● **TASK INSTRUCTIONS**:
Look through the material and copy each line holding "false".

(Extracted records)

----------------

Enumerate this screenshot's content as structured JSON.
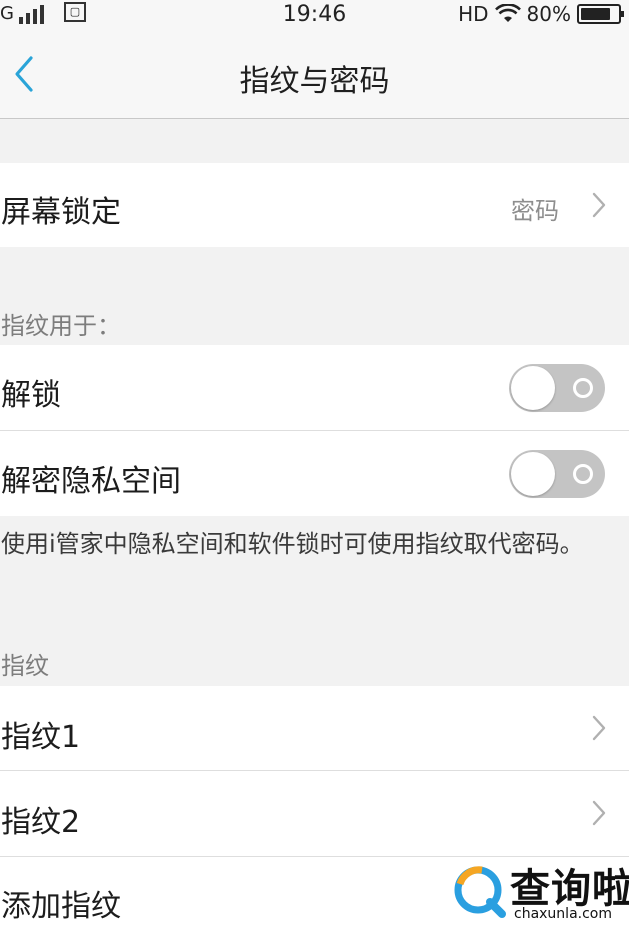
{
  "status_bar": {
    "carrier_mark": "G",
    "time": "19:46",
    "network": "HD",
    "battery": "80%",
    "battery_level": 0.8
  },
  "header": {
    "title": "指纹与密码"
  },
  "screen_lock": {
    "label": "屏幕锁定",
    "value": "密码"
  },
  "fingerprint_usage": {
    "section_label": "指纹用于：",
    "unlock_label": "解锁",
    "unlock_enabled": false,
    "private_space_label": "解密隐私空间",
    "private_space_enabled": false,
    "note": "使用i管家中隐私空间和软件锁时可使用指纹取代密码。"
  },
  "fingerprints": {
    "section_label": "指纹",
    "items": [
      {
        "label": "指纹1"
      },
      {
        "label": "指纹2"
      }
    ],
    "add_label": "添加指纹"
  },
  "watermark": {
    "text": "查询啦",
    "sub": "chaxunla.com"
  },
  "colors": {
    "accent": "#2aa4d8",
    "toggle_off": "#c4c4c4",
    "background": "#f2f2f2"
  },
  "icons": [
    "signal-icon",
    "sim-icon",
    "wifi-icon",
    "battery-icon",
    "back-arrow-icon",
    "chevron-right-icon"
  ]
}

----------------

● **RESULT**:
    "unlock_enabled": false,
    "private_space_enabled": false,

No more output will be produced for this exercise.